In 1694, he began the most laborious and difficult of all his works, the translation of Virgil; from which he borrowed two months, that he might turn Fresnoy's Art of Painting into English prose. The preface, which he boasts to have written in twelve mornings, exhibits a parallel of poetry and painting, with a miscellaneous collection of critical remarks, such as cost a mind stored like his no labour to produce them.

In 1697, he published his version of the works of Virgil; and, that no opportunity of profit might be lost, dedicated the Pastorals to the Lord Clifford, the Georgicks to the Earl of Chesterfield, and the Æneid to the Earl of Mulgrave. This economy of flattery, at once lavish and discreet, did not pass without observation.

This translation was censured by Milbourne, a clergyman, styled, by Pope, "The fairest of cri

ticks," because he exhibited his own version to be compared with that which he condemned.

His last work was his Fables, published in consequence, as is supposed, of a contract now in the hands of Mr. Tonson; by which he obliged himself, in consideration of three hundred pounds, to finish for the press ten thousand verses.

In this volume is comprised the well-known ode on St. Cecilia's day, which, as appeared by a letter communicated to Dr. Birch, he spent a fortnight in composing and correcting. But what is this to the patience and diligence of Boileau, whose Equivoque, a poem of only three hundred and forty-six lines, took from his life eleven months to write it, and three years to revise it?

§ **Recorded data**
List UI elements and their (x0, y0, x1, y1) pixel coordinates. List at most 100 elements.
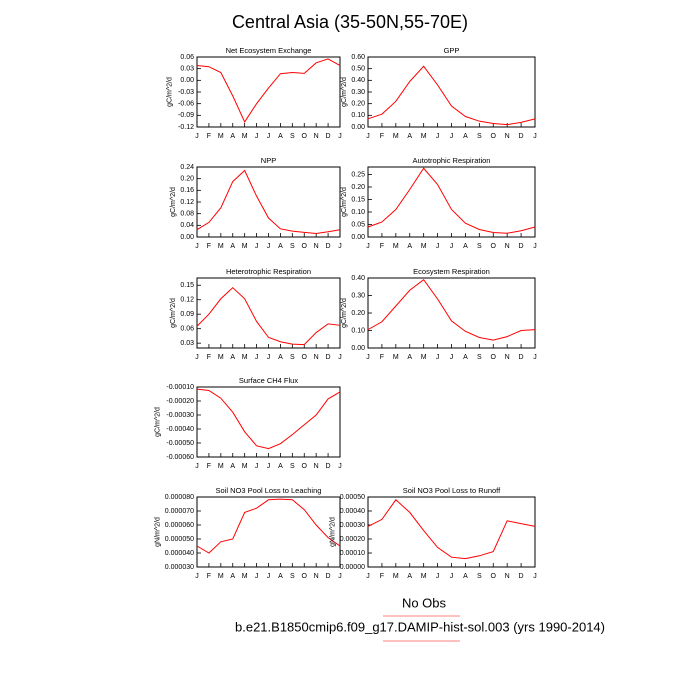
x-tick-label: J (255, 573, 259, 580)
y-tick-label: 0.20 (180, 176, 194, 183)
y-tick-label: 0.09 (180, 311, 194, 318)
data-line (196, 286, 341, 346)
y-tick-label: -0.00030 (166, 412, 194, 419)
x-tick-label: S (477, 243, 482, 250)
x-tick-label: N (314, 463, 319, 470)
x-tick-label: N (314, 354, 319, 361)
y-tick-label: -0.00020 (166, 398, 194, 405)
x-tick-label: M (242, 354, 248, 361)
x-tick-label: J (267, 354, 271, 361)
y-tick-label: 0.00040 (340, 508, 365, 515)
x-tick-label: M (218, 463, 224, 470)
x-tick-label: F (380, 243, 384, 250)
y-tick-label: 0.000050 (165, 536, 194, 543)
x-tick-label: J (450, 133, 454, 140)
y-tick-label: 0.20 (351, 101, 365, 108)
panel-title: Net Ecosystem Exchange (226, 46, 312, 55)
x-tick-label: J (267, 133, 271, 140)
y-axis-label: gC/m^2/d (170, 187, 177, 217)
x-tick-label: M (242, 463, 248, 470)
y-axis-label: gC/m^2/d (341, 77, 348, 107)
x-tick-label: J (533, 133, 537, 140)
legend-label: No Obs (402, 595, 447, 610)
panel-title: Heterotrophic Respiration (226, 267, 311, 276)
y-tick-label: 0.000030 (165, 564, 194, 571)
x-tick-label: F (207, 354, 211, 361)
x-tick-label: J (366, 133, 370, 140)
y-tick-label: 0.06 (180, 326, 194, 333)
x-tick-label: D (519, 573, 524, 580)
x-tick-label: M (218, 133, 224, 140)
x-tick-label: J (255, 354, 259, 361)
y-tick-label: 0.50 (351, 66, 365, 73)
x-tick-label: N (505, 573, 510, 580)
y-tick-label: 0.12 (180, 297, 194, 304)
plot-frame (196, 56, 341, 128)
y-tick-label: 0.000070 (165, 508, 194, 515)
y-tick-label: 0.00020 (340, 536, 365, 543)
x-tick-label: J (255, 463, 259, 470)
panel-title: Ecosystem Respiration (413, 267, 490, 276)
x-tick-label: O (491, 133, 497, 140)
y-tick-label: 0.00 (351, 345, 365, 352)
y-axis-label: gC/m^2/d (155, 407, 162, 437)
x-tick-label: A (230, 354, 235, 361)
x-tick-label: F (380, 573, 384, 580)
x-tick-label: J (450, 354, 454, 361)
y-tick-label: 0.03 (180, 66, 194, 73)
y-tick-label: 0.40 (351, 275, 365, 282)
x-tick-label: M (218, 243, 224, 250)
x-tick-label: M (421, 354, 427, 361)
x-tick-label: J (436, 133, 440, 140)
data-line (367, 279, 536, 341)
panel-title: GPP (444, 46, 460, 55)
y-tick-label: 0.06 (180, 54, 194, 61)
y-tick-label: 0.15 (351, 196, 365, 203)
x-tick-label: F (380, 354, 384, 361)
x-tick-label: N (314, 133, 319, 140)
x-tick-label: M (242, 243, 248, 250)
y-tick-label: -0.00060 (166, 454, 194, 461)
x-tick-label: N (505, 354, 510, 361)
x-tick-label: M (421, 573, 427, 580)
x-tick-label: A (230, 573, 235, 580)
x-tick-label: J (366, 243, 370, 250)
x-tick-label: A (278, 463, 283, 470)
y-tick-label: 0.00010 (340, 550, 365, 557)
x-tick-label: J (533, 243, 537, 250)
x-tick-label: M (242, 573, 248, 580)
y-tick-label: 0.20 (351, 310, 365, 317)
y-tick-label: -0.12 (178, 124, 194, 131)
y-tick-label: 0.40 (351, 77, 365, 84)
x-tick-label: O (302, 573, 308, 580)
x-tick-label: O (302, 354, 308, 361)
x-tick-label: S (290, 463, 295, 470)
y-tick-label: 0.00 (180, 77, 194, 84)
x-tick-label: D (519, 133, 524, 140)
x-tick-label: A (230, 133, 235, 140)
x-tick-label: J (436, 354, 440, 361)
x-tick-label: D (326, 133, 331, 140)
x-tick-label: M (421, 133, 427, 140)
x-tick-label: M (393, 354, 399, 361)
x-tick-label: J (338, 133, 342, 140)
y-tick-label: 0.00030 (340, 522, 365, 529)
x-tick-label: D (326, 573, 331, 580)
x-tick-label: S (290, 243, 295, 250)
data-line (196, 498, 341, 554)
x-tick-label: D (326, 463, 331, 470)
x-tick-label: A (463, 573, 468, 580)
x-tick-label: O (491, 573, 497, 580)
x-tick-label: J (533, 354, 537, 361)
x-tick-label: M (218, 573, 224, 580)
y-tick-label: 0.08 (180, 211, 194, 218)
data-line (367, 167, 536, 234)
x-tick-label: A (278, 243, 283, 250)
x-tick-label: J (195, 243, 199, 250)
x-tick-label: O (491, 354, 497, 361)
x-tick-label: J (267, 243, 271, 250)
x-tick-label: D (519, 243, 524, 250)
x-tick-label: A (278, 573, 283, 580)
x-tick-label: S (290, 133, 295, 140)
x-tick-label: A (230, 463, 235, 470)
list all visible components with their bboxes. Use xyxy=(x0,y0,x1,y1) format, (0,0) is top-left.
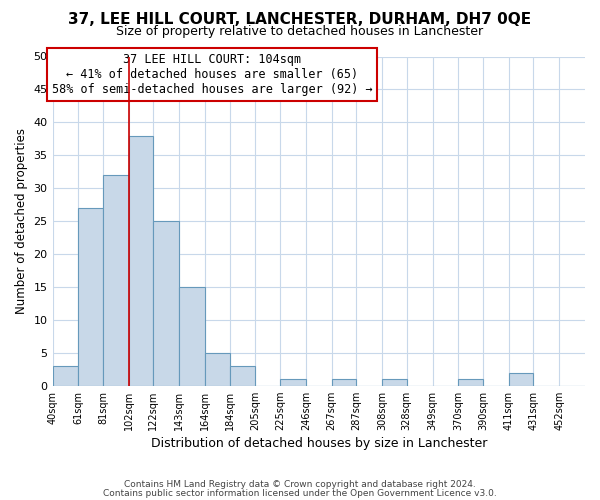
Text: Contains public sector information licensed under the Open Government Licence v3: Contains public sector information licen… xyxy=(103,488,497,498)
Text: Contains HM Land Registry data © Crown copyright and database right 2024.: Contains HM Land Registry data © Crown c… xyxy=(124,480,476,489)
Text: Size of property relative to detached houses in Lanchester: Size of property relative to detached ho… xyxy=(116,25,484,38)
Bar xyxy=(280,379,306,386)
Bar xyxy=(509,372,533,386)
Y-axis label: Number of detached properties: Number of detached properties xyxy=(15,128,28,314)
Bar xyxy=(382,379,407,386)
Text: 37, LEE HILL COURT, LANCHESTER, DURHAM, DH7 0QE: 37, LEE HILL COURT, LANCHESTER, DURHAM, … xyxy=(68,12,532,28)
Bar xyxy=(458,379,483,386)
Bar xyxy=(79,208,103,386)
Bar xyxy=(103,175,129,386)
Bar xyxy=(154,221,179,386)
Bar xyxy=(53,366,79,386)
Bar xyxy=(129,136,154,386)
X-axis label: Distribution of detached houses by size in Lanchester: Distribution of detached houses by size … xyxy=(151,437,487,450)
Bar xyxy=(179,287,205,386)
Bar xyxy=(230,366,256,386)
Bar xyxy=(332,379,356,386)
Bar xyxy=(205,353,230,386)
Text: 37 LEE HILL COURT: 104sqm
← 41% of detached houses are smaller (65)
58% of semi-: 37 LEE HILL COURT: 104sqm ← 41% of detac… xyxy=(52,53,373,96)
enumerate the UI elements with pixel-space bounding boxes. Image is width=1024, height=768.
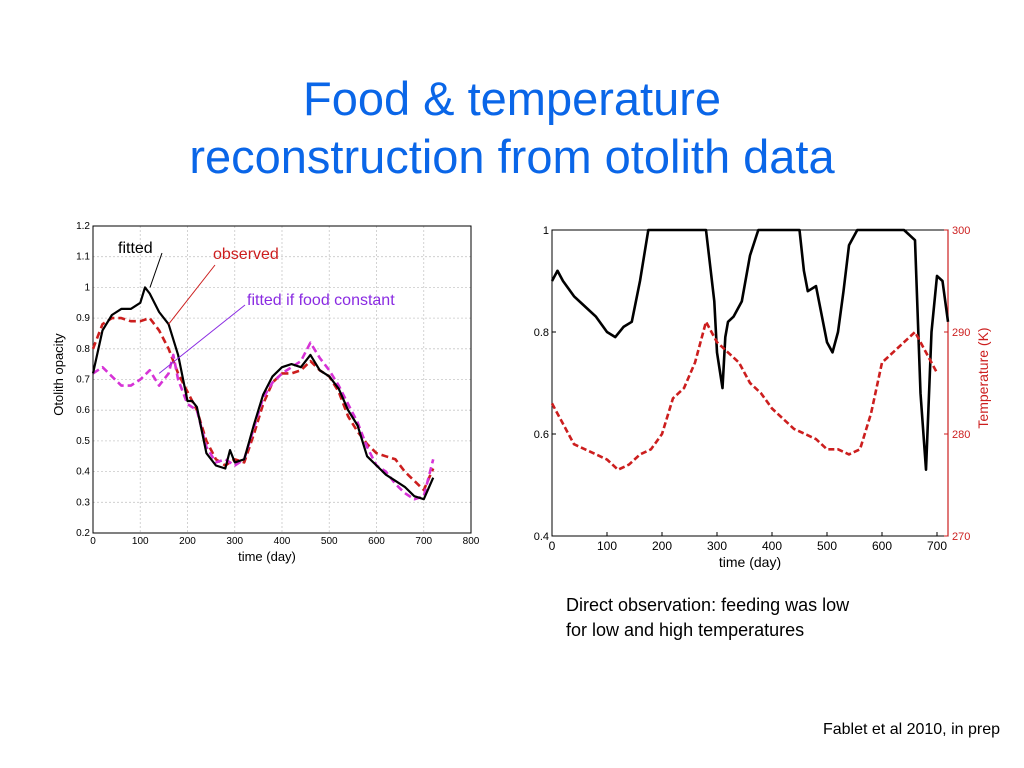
opacity-chart-ylabel: Otolith opacity <box>51 333 66 416</box>
caption: Direct observation: feeding was low for … <box>566 593 946 643</box>
annotation-food-constant: fitted if food constant <box>247 292 395 309</box>
temperature-chart-ticks: 0 100 200 300 400 500 600 700 0.4 0.6 0.8 1 270 280 29… <box>534 225 971 553</box>
series-temperature <box>550 320 939 471</box>
opacity-chart: 0 100 200 300 400 500 600 700 800 0.2 0.3 0.4 0.5 0.6… <box>51 221 480 564</box>
y-tick-label: 0.8 <box>534 327 549 339</box>
caption-line-2: for low and high temperatures <box>566 620 805 640</box>
x-tick-label: 700 <box>415 536 432 547</box>
temperature-chart-lines <box>550 228 950 471</box>
x-tick-label: 800 <box>463 536 480 547</box>
annotation-observed-arrow <box>168 264 216 325</box>
y-tick-label: 0.4 <box>76 467 90 478</box>
x-tick-label: 200 <box>652 539 672 553</box>
series-observed <box>91 316 435 492</box>
opacity-chart-lines <box>91 286 435 501</box>
x-tick-label: 300 <box>226 536 243 547</box>
y-tick-label: 0.5 <box>76 436 90 447</box>
x-tick-label: 500 <box>817 539 837 553</box>
x-tick-label: 0 <box>90 536 96 547</box>
y-tick-label: 0.6 <box>76 405 90 416</box>
slide-title: Food & temperature reconstruction from o… <box>0 70 1024 186</box>
y-tick-label: 1 <box>84 282 90 293</box>
y-right-tick-label: 290 <box>952 327 970 339</box>
x-tick-label: 200 <box>179 536 196 547</box>
temperature-chart-xlabel: time (day) <box>719 554 781 570</box>
y-right-tick-label: 270 <box>952 531 970 543</box>
series-food-constant <box>92 341 435 501</box>
x-tick-label: 100 <box>597 539 617 553</box>
annotation-fitted: fitted <box>118 240 153 257</box>
opacity-chart-ticks: 0 100 200 300 400 500 600 700 800 0.2 0.3 0.4 0.5 0.6… <box>76 221 480 547</box>
x-tick-label: 0 <box>549 539 556 553</box>
temperature-chart: 0 100 200 300 400 500 600 700 0.4 0.6 0.8 1 270 280 29… <box>534 225 991 570</box>
x-tick-label: 500 <box>321 536 338 547</box>
series-fitted <box>550 228 950 471</box>
x-tick-label: 400 <box>274 536 291 547</box>
y-right-tick-label: 280 <box>952 429 970 441</box>
citation: Fablet et al 2010, in prep <box>822 721 1000 738</box>
y-tick-label: 1.2 <box>76 221 90 232</box>
annotation-observed: observed <box>213 246 279 263</box>
y-tick-label: 0.2 <box>76 528 90 539</box>
y-tick-label: 0.3 <box>76 497 90 508</box>
x-tick-label: 600 <box>368 536 385 547</box>
opacity-chart-frame <box>92 225 472 534</box>
y-tick-label: 0.9 <box>76 313 90 324</box>
annotation-fitted-arrow <box>149 252 163 288</box>
opacity-chart-grid <box>92 225 472 534</box>
y-tick-label: 0.6 <box>534 429 549 441</box>
x-tick-label: 300 <box>707 539 727 553</box>
y-tick-label: 0.7 <box>76 375 90 386</box>
annotation-food-constant-arrow <box>158 304 246 374</box>
temperature-chart-ylabel-right: Temperature (K) <box>975 327 991 428</box>
title-line-2: reconstruction from otolith data <box>189 130 835 183</box>
caption-line-1: Direct observation: feeding was low <box>566 595 850 615</box>
x-tick-label: 100 <box>132 536 149 547</box>
series-fitted <box>91 286 435 501</box>
y-tick-label: 0.4 <box>534 531 549 543</box>
x-tick-label: 400 <box>762 539 782 553</box>
y-tick-label: 1.1 <box>76 252 90 263</box>
opacity-chart-annotations: fitted observed fitted if food constant <box>118 240 395 374</box>
y-right-tick-label: 300 <box>952 225 970 237</box>
title-line-1: Food & temperature <box>303 72 721 125</box>
x-tick-label: 600 <box>872 539 892 553</box>
y-tick-label: 0.8 <box>76 344 90 355</box>
opacity-chart-xlabel: time (day) <box>238 549 296 564</box>
y-tick-label: 1 <box>543 225 549 237</box>
x-tick-label: 700 <box>927 539 947 553</box>
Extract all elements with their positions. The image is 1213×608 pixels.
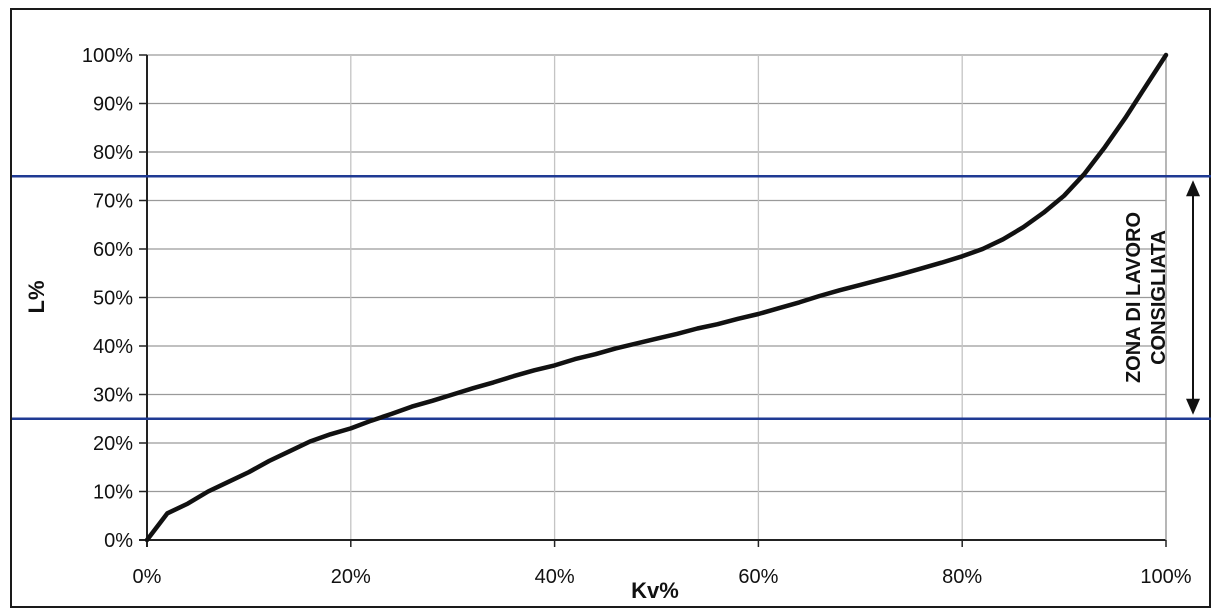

§ **The task**
In the account of the Virgil translation and the Fables, how many verses did the contract oblige him to finish for the press, and for what payment?

§ **Task answer**
Ten thousand verses, for three hundred pounds.